> **Given request**: Look through the entries and report how many lines include the word "Payne". Give the number alone.

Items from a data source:
_ _ _ _
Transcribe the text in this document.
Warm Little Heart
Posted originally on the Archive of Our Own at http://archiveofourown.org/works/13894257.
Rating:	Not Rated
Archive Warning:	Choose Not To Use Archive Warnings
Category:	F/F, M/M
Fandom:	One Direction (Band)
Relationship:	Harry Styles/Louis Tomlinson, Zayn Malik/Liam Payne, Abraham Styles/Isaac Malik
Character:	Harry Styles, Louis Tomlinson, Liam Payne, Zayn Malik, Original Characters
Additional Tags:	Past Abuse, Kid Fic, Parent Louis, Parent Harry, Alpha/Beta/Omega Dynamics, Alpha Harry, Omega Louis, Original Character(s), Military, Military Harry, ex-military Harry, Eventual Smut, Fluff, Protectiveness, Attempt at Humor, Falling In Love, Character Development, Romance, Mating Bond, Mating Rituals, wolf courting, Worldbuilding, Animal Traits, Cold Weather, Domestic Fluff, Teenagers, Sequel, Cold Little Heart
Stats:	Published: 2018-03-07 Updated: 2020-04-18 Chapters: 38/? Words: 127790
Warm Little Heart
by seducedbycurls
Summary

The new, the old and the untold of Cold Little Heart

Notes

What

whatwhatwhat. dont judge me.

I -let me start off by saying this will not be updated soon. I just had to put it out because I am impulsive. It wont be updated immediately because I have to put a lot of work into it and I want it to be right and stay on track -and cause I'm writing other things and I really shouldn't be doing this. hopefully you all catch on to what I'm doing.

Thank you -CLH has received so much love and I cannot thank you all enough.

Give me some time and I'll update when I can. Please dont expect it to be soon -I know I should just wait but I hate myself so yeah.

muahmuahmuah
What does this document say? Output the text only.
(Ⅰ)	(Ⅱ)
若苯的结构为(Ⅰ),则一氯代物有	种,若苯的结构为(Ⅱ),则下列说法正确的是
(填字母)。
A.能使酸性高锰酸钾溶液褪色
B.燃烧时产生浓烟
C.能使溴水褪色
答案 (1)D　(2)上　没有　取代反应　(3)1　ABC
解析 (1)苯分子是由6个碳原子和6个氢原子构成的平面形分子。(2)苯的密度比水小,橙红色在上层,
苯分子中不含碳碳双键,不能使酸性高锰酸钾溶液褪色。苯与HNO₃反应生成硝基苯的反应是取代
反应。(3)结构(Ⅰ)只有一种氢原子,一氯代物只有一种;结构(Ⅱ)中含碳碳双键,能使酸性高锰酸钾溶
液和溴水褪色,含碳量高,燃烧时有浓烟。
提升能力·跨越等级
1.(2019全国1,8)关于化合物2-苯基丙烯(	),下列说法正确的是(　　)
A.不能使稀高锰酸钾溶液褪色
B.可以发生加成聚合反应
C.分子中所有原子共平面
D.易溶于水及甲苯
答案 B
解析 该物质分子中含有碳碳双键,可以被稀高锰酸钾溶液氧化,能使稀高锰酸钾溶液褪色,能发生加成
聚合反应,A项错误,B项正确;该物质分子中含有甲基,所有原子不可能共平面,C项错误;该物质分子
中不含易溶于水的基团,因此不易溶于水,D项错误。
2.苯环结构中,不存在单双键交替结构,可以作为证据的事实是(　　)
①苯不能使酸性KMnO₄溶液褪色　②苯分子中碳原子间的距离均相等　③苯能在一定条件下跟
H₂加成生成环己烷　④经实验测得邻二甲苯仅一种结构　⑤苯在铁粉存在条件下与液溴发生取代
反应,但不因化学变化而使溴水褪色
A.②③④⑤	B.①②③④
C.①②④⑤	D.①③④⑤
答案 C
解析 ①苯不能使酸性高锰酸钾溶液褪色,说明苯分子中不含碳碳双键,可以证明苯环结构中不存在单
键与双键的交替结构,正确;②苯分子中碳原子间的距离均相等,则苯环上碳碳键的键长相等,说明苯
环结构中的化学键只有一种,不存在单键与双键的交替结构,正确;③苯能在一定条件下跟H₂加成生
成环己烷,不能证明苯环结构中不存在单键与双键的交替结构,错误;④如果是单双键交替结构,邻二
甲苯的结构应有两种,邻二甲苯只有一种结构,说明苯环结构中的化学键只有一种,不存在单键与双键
_ _ _ _
> **Correct output**: 2